■ Try it:
Reproduce, word for word, the full passage below about Gatlinburg and the family's Christmas candy swap.

Gatlinburg is the place I went with youth groups as a teen. Gatlinburg is where Doug and I were married. Our first weekend alone as a married couple was in Gatlinburg. Gatlinburg is where I’ve gone for work related conventions. Gatlinburg is where we take our family for entertainment. Gatlinburg isn’t somewhere we visit for vacations. Gatlinburg is part of who we are.
Now, it’s on fire.
Since the children were small, we have decorated a lighted garland with 24 treat filled mittens to use as a countdown to Christmas morning. Every January, the children give their leftover candies to a sibling. This year, while the middle child explained to me what he currently does and does not like to eat, the two of us realized how to solve the problem of five children with five very different preferences.
The Christmas tree has always been decorated with traditional minty Christmas canes. From now on, if you don’t like what is in the mitten for that day, hang it on the tree and take a plain candy cane instead. Did someone hang a cherry flavored candy cane on the tree because they preferred a minty cane? That cherry cane is fair game for a swap. Our Christmas tree will now be decorated in “take what you need and leave what you don’t” candy treats.

■ Exercise data:
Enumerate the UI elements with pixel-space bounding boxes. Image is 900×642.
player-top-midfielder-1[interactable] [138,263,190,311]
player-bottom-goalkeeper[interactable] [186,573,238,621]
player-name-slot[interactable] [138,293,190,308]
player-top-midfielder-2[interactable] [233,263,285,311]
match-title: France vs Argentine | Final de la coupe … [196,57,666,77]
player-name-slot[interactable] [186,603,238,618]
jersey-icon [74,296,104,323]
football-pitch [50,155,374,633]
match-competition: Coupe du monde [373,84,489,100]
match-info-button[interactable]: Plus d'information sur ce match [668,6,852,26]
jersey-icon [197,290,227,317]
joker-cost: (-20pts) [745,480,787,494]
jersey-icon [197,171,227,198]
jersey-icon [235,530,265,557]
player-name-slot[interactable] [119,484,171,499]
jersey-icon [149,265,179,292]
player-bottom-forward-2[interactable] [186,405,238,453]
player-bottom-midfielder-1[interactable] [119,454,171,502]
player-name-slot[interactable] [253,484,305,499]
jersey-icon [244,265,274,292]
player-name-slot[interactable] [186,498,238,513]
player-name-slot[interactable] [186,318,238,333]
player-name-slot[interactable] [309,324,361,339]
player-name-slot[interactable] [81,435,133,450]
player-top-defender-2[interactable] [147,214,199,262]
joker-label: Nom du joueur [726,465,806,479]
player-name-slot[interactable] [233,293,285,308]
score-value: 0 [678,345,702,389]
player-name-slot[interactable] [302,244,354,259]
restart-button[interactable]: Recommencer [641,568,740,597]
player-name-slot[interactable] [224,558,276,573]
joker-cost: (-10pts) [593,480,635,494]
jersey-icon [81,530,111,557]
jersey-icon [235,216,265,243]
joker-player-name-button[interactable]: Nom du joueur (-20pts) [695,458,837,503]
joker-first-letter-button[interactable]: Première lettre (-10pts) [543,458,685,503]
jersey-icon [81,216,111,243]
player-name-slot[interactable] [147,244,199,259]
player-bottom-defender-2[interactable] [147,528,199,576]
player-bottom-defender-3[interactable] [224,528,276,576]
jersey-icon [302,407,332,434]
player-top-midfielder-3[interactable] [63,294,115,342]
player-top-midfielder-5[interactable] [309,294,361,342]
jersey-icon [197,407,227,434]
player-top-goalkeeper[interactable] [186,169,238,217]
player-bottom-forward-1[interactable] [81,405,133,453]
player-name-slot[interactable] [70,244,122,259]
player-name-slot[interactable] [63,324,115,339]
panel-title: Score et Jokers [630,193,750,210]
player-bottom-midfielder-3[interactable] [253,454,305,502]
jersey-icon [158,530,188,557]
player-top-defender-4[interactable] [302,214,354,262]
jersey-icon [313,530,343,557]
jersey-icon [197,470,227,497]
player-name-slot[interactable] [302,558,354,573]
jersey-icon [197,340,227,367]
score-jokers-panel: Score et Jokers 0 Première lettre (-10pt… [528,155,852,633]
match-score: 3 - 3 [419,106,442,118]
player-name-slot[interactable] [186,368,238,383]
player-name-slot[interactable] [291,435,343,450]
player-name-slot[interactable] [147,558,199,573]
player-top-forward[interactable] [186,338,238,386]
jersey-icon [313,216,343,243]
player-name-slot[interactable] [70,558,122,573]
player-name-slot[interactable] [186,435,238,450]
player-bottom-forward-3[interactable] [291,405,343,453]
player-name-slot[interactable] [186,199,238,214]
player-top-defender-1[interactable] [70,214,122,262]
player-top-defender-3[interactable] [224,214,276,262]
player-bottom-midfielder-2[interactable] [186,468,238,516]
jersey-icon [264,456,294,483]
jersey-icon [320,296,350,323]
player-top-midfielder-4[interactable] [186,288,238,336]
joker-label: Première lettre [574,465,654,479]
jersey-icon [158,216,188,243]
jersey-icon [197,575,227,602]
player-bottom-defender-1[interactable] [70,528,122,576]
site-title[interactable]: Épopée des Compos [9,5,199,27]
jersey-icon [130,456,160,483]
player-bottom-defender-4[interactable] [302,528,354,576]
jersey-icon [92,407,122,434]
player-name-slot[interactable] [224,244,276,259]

■ Task result:
Gatlinburg is the place I went with youth groups as a teen. Gatlinburg is where Doug and I were married. Our first weekend alone as a married couple was in Gatlinburg. Gatlinburg is where I’ve gone for work related conventions. Gatlinburg is where we take our family for entertainment. Gatlinburg isn’t somewhere we visit for vacations. Gatlinburg is part of who we are.
Now, it’s on fire.
Since the children were small, we have decorated a lighted garland with 24 treat filled mittens to use as a countdown to Christmas morning. Every January, the children give their leftover candies to a sibling. This year, while the middle child explained to me what he currently does and does not like to eat, the two of us realized how to solve the problem of five children with five very different preferences.
The Christmas tree has always been decorated with traditional minty Christmas canes. From now on, if you don’t like what is in the mitten for that day, hang it on the tree and take a plain candy cane instead. Did someone hang a cherry flavored candy cane on the tree because they preferred a minty cane? That cherry cane is fair game for a swap. Our Christmas tree will now be decorated in “take what you need and leave what you don’t” candy treats.